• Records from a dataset

* * * * * * *

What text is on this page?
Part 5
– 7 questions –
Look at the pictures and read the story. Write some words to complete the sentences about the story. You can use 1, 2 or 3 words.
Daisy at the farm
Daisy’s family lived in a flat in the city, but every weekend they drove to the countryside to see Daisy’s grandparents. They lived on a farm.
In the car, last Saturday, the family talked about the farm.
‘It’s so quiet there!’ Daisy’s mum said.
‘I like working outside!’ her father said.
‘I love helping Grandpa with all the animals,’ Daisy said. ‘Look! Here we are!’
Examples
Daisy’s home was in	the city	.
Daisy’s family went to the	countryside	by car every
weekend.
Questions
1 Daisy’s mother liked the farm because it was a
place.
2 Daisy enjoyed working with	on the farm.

* * * * * * *

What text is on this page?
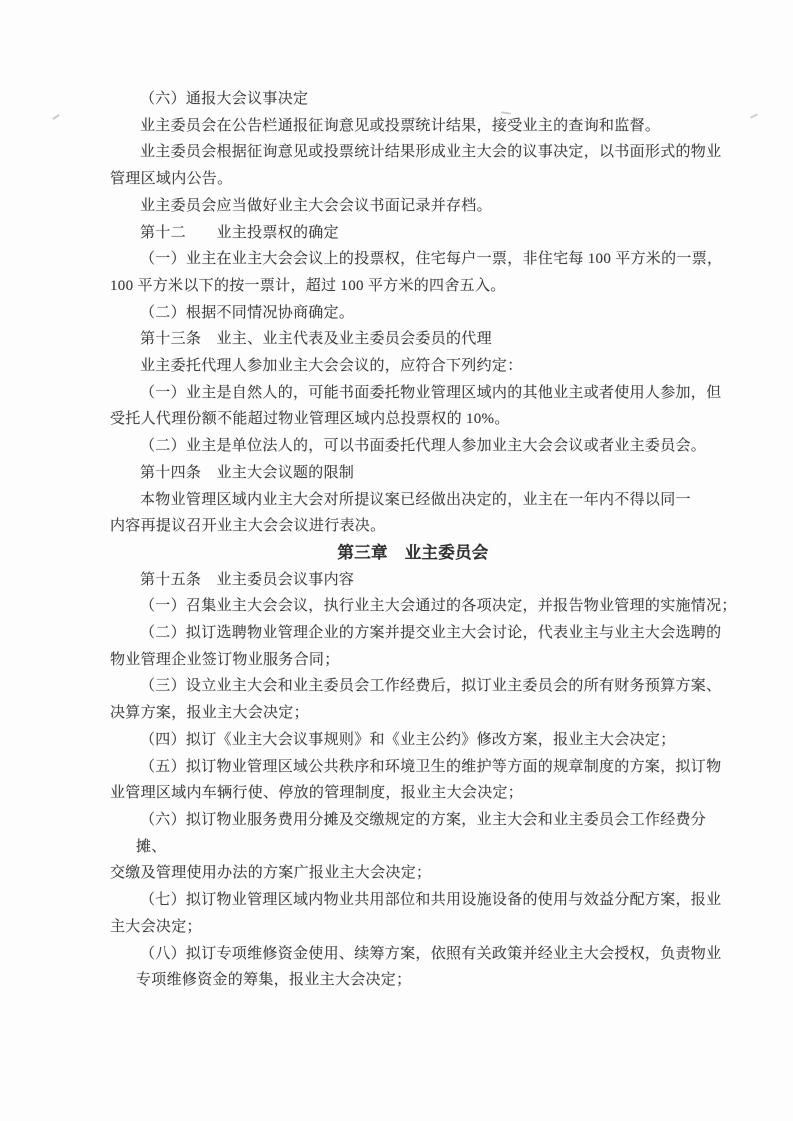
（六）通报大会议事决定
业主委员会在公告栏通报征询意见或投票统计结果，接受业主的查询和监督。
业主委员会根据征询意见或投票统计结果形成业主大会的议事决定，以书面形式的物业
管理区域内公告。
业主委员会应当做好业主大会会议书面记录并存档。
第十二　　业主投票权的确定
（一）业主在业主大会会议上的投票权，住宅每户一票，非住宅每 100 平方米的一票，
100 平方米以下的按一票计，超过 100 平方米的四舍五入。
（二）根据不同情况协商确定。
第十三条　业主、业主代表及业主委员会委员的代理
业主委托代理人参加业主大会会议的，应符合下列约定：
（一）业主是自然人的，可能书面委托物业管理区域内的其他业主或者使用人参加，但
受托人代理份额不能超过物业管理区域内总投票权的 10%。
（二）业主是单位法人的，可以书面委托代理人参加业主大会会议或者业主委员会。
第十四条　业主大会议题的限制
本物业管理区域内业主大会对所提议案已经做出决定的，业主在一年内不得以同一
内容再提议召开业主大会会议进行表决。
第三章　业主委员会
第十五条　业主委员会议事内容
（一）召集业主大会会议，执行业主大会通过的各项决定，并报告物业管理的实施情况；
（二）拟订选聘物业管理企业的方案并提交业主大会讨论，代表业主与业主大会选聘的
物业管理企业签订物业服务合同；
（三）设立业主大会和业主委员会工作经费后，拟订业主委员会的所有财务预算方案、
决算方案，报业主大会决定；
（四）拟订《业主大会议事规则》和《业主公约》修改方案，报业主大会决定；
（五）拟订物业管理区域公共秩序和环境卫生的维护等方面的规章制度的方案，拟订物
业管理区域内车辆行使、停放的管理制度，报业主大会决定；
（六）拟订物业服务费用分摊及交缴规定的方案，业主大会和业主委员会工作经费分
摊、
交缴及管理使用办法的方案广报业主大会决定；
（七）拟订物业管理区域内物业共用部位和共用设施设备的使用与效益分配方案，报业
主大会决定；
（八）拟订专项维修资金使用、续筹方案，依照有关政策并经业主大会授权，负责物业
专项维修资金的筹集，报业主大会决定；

* * * * * * *

• AIM
Of the lines above, how many include the word "weekend"? Reply with the number alone.

• SOLUTION FOR THIS PROBLEM
2